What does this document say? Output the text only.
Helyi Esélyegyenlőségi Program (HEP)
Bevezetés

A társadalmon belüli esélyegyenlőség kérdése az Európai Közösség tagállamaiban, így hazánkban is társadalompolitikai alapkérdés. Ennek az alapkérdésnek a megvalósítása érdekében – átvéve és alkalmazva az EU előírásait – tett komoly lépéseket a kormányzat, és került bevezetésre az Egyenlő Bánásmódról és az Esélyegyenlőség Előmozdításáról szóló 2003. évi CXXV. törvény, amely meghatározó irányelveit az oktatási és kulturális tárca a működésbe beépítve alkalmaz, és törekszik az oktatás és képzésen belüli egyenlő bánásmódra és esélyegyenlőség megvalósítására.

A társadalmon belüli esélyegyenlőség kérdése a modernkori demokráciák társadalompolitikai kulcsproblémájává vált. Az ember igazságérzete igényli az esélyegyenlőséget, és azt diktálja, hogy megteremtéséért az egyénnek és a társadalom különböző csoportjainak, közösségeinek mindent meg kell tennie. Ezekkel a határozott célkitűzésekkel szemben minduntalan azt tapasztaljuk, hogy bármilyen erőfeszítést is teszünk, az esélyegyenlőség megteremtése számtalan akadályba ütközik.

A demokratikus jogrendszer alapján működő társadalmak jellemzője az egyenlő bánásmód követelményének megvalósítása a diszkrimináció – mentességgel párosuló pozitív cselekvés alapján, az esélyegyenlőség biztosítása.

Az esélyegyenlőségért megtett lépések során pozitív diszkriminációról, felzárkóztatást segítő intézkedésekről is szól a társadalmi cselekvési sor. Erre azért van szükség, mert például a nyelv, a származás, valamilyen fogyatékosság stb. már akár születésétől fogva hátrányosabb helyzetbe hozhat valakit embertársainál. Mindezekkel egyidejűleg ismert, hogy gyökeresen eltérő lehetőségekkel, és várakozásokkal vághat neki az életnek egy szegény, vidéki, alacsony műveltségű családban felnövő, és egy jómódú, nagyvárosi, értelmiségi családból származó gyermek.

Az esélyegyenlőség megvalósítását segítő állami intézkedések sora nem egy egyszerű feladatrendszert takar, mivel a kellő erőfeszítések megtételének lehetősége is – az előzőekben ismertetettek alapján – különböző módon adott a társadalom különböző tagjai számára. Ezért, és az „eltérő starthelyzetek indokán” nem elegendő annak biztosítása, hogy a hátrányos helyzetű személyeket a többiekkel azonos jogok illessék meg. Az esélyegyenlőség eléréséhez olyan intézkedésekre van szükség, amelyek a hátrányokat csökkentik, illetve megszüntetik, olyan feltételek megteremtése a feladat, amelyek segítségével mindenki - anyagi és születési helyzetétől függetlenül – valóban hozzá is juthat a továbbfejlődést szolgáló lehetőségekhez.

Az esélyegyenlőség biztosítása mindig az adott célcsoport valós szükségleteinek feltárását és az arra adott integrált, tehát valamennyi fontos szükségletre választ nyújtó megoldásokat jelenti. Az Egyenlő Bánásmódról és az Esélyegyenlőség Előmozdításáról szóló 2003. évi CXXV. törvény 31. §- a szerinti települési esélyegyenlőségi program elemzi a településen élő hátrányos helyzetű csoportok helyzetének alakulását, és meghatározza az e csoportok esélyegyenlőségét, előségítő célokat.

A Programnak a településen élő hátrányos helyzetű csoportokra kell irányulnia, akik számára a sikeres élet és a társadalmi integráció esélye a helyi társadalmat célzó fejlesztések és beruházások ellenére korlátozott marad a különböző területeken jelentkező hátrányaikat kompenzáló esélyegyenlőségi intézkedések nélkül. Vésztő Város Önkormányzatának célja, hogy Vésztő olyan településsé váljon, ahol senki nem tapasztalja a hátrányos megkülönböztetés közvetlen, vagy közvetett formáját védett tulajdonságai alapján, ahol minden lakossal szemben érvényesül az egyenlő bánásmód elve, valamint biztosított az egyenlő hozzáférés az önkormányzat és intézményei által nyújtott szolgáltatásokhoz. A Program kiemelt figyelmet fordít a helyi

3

---

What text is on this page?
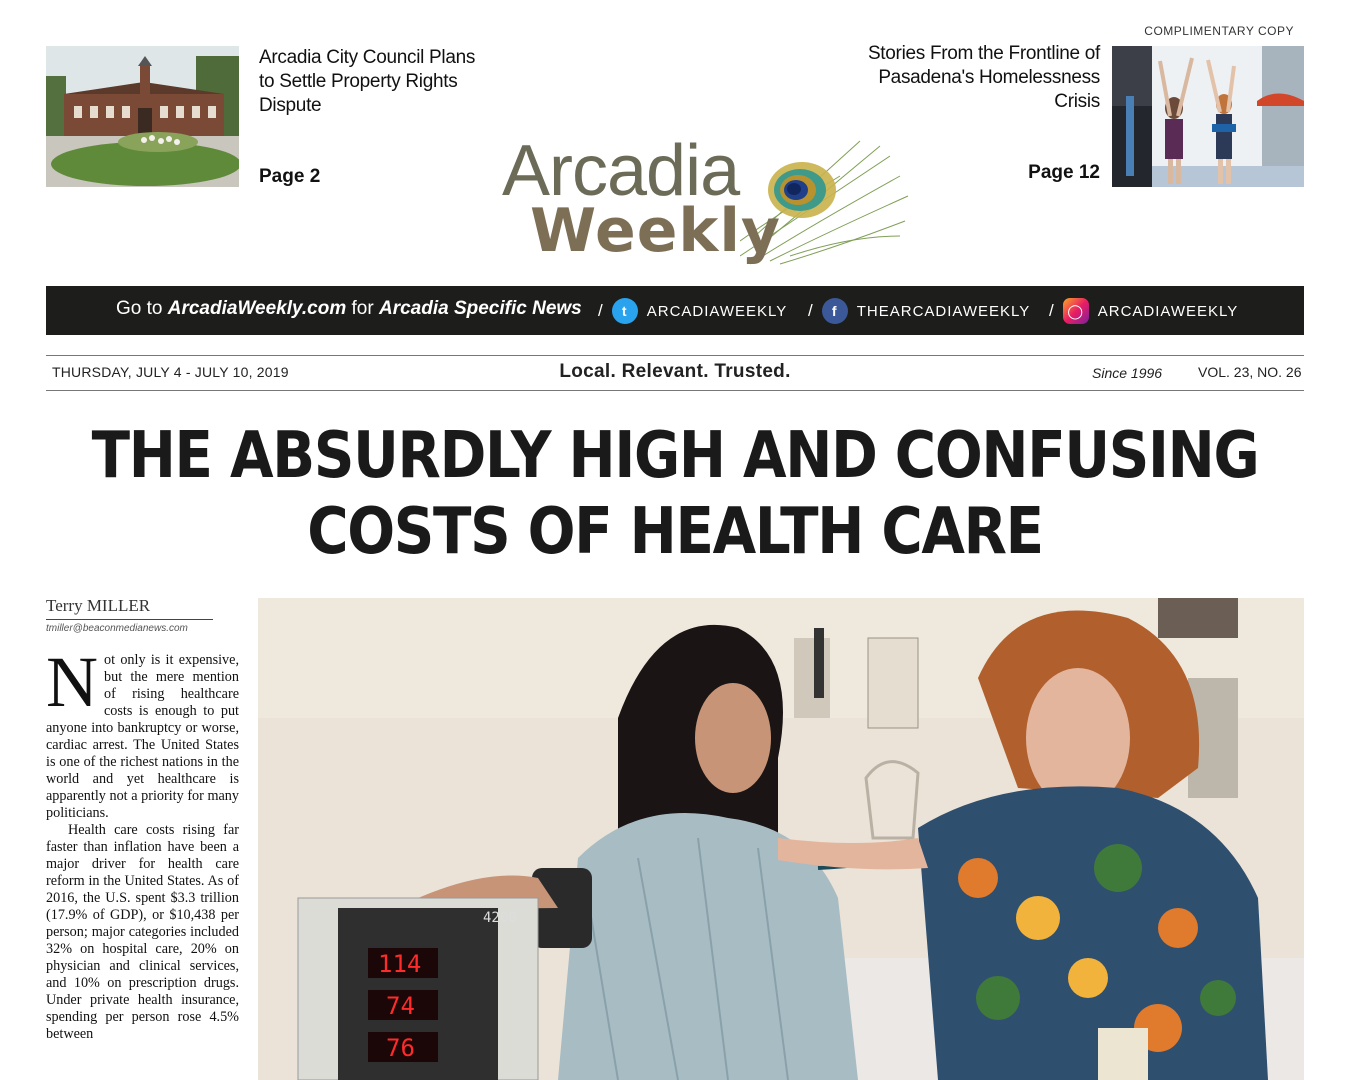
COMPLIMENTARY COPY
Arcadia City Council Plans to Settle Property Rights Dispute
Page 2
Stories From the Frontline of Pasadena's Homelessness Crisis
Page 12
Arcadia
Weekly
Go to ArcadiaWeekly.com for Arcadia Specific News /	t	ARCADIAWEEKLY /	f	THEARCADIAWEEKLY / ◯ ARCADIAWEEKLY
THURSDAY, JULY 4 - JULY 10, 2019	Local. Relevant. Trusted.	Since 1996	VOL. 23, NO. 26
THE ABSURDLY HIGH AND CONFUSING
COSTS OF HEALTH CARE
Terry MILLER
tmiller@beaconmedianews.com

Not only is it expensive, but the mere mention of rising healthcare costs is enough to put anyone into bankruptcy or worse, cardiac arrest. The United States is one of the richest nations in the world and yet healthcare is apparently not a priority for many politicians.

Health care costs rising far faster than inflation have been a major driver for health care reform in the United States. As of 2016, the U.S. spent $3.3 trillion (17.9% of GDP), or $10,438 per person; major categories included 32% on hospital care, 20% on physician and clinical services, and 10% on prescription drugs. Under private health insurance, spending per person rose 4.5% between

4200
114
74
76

■ **Your goal**
Extract each line holding the string "States".

■ **Reply**
Not only is it expensive, but the mere mention of rising healthcare costs is enough to put anyone into bankruptcy or worse, cardiac arrest. The United States is one of the richest nations in the world and yet healthcare is apparently not a priority for many politicians.
Health care costs rising far faster than inflation have been a major driver for health care reform in the United States. As of 2016, the U.S. spent $3.3 trillion (17.9% of GDP), or $10,438 per person; major categories included 32% on hospital care, 20% on physician and clinical services, and 10% on prescription drugs. Under private health insurance, spending per person rose 4.5% between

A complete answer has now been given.